Tasks:
a) In the concurring opinion on jury unanimity, what does the final sentence say a minority must be willing to do for unanimity to be possible?
b) Transcribe the part of the concurring opinion on jury unanimity that opens with the words containing "Indeed it is" and closes with "with the majority.".
c) Pick up the concurring opinion on jury unanimity after its last sentence and continue writing it.

Text segment:
────────────────────────────────────────
(concurring) :
I concur with the result reached by my Brother Anderson in this case, but I do so chiefly on the following basis.
A system which requires the unanimous verdict of a jury of twelve can function satisfactorily in most cases only because most jurors are reasonable men and women, and after a certain amount of discussion has produced a large majority in favor of one view, those in the minority may be willing to join the majority in the belief that if so many other reasonable people have a contrary view, the views of the minority may well be mistaken. Instructions to the jurors in both state and federal courts stress the importance of jurors listening to the views of one another and making allowance for the fact that there can be a reasonable difference of opinion.1
Moreover, a reasonable juror knows that even though he might prefer to have the jury reach a different result, it is also important that it reach some result. Hence he does not hesitate to reexamine his original views and to give up his opinion if convinced, by the fact that everyone else has contrary views, that his opinion is erroneous. He seeks primarily to agree upon a verdict so long as he can do so without violating his individual judgment and conscience. This commonsense view of getting things decided usually prevails in all groups under circumstances in which there must be a free expression of opinion.
Indeed it is certainly a proper reason for concurring with the majority that the doubting juror is the only one of a different view from his eleven fellow jurors, as was the case here. Were the court permitted to examine jurors to elicit whether they had surrendered their views, there would be few verdicts which could withstand such examination. Thus, there is every reason to encourage full and free discussion among jurors and their readiness to give up their views and to yield to the persuasions of their fellow jurors, so long- as they do not surrender their honest convictions *1034solely for that reason. Unanimity is possible only if a minority is willing to go along with the majority.
────────────────────────────────────────
Dataset content:
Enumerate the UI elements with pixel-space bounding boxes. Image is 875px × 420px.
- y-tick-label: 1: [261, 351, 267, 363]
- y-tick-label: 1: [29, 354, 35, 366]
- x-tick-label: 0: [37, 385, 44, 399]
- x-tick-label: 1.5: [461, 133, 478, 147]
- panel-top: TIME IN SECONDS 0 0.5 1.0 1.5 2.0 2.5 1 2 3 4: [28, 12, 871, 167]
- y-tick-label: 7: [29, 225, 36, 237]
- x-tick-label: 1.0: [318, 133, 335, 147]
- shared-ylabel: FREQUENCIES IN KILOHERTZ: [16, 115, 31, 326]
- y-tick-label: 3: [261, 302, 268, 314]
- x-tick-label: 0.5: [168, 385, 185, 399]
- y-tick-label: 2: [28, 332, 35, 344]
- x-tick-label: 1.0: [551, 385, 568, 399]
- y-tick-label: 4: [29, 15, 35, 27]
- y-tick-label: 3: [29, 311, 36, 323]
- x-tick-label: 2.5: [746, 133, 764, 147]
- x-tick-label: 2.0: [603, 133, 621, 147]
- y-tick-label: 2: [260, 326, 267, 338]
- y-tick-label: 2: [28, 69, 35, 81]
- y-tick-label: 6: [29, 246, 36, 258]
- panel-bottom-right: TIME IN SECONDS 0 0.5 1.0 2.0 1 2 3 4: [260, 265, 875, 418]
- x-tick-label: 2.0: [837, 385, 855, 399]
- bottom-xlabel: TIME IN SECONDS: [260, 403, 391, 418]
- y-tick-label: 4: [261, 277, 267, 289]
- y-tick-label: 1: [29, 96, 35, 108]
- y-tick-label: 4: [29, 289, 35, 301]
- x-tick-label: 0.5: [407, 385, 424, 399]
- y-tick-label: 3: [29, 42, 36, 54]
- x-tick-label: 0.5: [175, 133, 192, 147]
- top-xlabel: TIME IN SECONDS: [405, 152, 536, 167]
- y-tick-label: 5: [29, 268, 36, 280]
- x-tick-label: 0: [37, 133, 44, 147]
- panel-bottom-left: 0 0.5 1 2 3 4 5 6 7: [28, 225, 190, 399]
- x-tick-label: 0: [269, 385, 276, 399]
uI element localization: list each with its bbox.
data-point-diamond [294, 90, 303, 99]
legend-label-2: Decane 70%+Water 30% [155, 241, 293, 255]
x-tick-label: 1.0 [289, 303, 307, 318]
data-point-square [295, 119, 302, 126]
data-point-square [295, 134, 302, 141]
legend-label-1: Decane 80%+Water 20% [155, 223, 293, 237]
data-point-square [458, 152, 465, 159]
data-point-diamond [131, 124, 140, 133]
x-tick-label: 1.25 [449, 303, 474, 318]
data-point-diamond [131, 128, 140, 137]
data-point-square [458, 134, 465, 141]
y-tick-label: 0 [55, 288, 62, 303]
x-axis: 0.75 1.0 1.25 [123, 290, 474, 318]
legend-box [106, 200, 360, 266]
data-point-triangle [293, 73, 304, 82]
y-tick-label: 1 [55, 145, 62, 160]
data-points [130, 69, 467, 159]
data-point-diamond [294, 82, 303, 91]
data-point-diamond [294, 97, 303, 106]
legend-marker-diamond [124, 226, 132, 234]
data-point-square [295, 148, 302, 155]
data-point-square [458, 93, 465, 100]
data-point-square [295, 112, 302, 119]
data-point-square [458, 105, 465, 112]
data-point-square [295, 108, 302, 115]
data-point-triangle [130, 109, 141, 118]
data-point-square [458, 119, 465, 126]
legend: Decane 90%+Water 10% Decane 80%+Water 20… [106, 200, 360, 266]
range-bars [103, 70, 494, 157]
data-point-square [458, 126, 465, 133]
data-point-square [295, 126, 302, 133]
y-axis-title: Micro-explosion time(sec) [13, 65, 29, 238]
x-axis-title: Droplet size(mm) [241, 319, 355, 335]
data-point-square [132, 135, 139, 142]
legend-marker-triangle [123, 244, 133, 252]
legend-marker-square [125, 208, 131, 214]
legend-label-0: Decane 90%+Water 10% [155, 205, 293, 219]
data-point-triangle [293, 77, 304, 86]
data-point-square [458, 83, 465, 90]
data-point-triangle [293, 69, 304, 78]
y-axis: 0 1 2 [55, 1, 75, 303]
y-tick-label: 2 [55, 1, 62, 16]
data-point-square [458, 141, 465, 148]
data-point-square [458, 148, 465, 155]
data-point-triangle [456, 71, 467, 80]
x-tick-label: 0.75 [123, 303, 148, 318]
────────────────────────────────────────
Answers to the exercises:
a) Go along with the majority.

b)
Indeed it is certainly a proper reason for concurring with the majority that the doubting juror is the only one of a different view from his eleven fellow jurors, as was the case here. Were the court permitted to examine jurors to elicit whether they had surrendered their views, there would be few verdicts which could withstand such examination. Thus, there is every reason to encourage full and free discussion among jurors and their readiness to give up their views and to yield to the persuasions of their fellow jurors, so long- as they do not surrender their honest convictions *1034solely for that reason. Unanimity is possible only if a minority is willing to go along with the majority.

c)
In this case there was no basis for the district judge to find that the one juror did not in fact agree at the time the verdict was rendered. The juror never said that it was not her verdict. On the contrary it was implicit in her statement that she gave up her views and that she did in fact ultimately agree so that the verdict would be unanimous. Under our system this was a good and proper reason, and it merits no further cross-examination either by the court or by anyone else.2
Under the circumstances here, mandamus is required since it is the only way in which the appellate court can correct the egregious error of the district court in setting aside the verdict of the jury and in scheduling a needless retrial.
. The sample instruction on this point recommended for federal courts by the American Bar Association in its Standards Relating to Trial by Jury (1968) at 145, and by the Hon. Edward J. Devitt and Professor Charles B. Blackmar in their book, Federal Jury Practice and Instructions (1970) at 226-7, reads as follows:
The verdict must represent the considered judgment of each juror. In order to return a verdict, it is necessary that each juror agree. Your verdict must be unanimous.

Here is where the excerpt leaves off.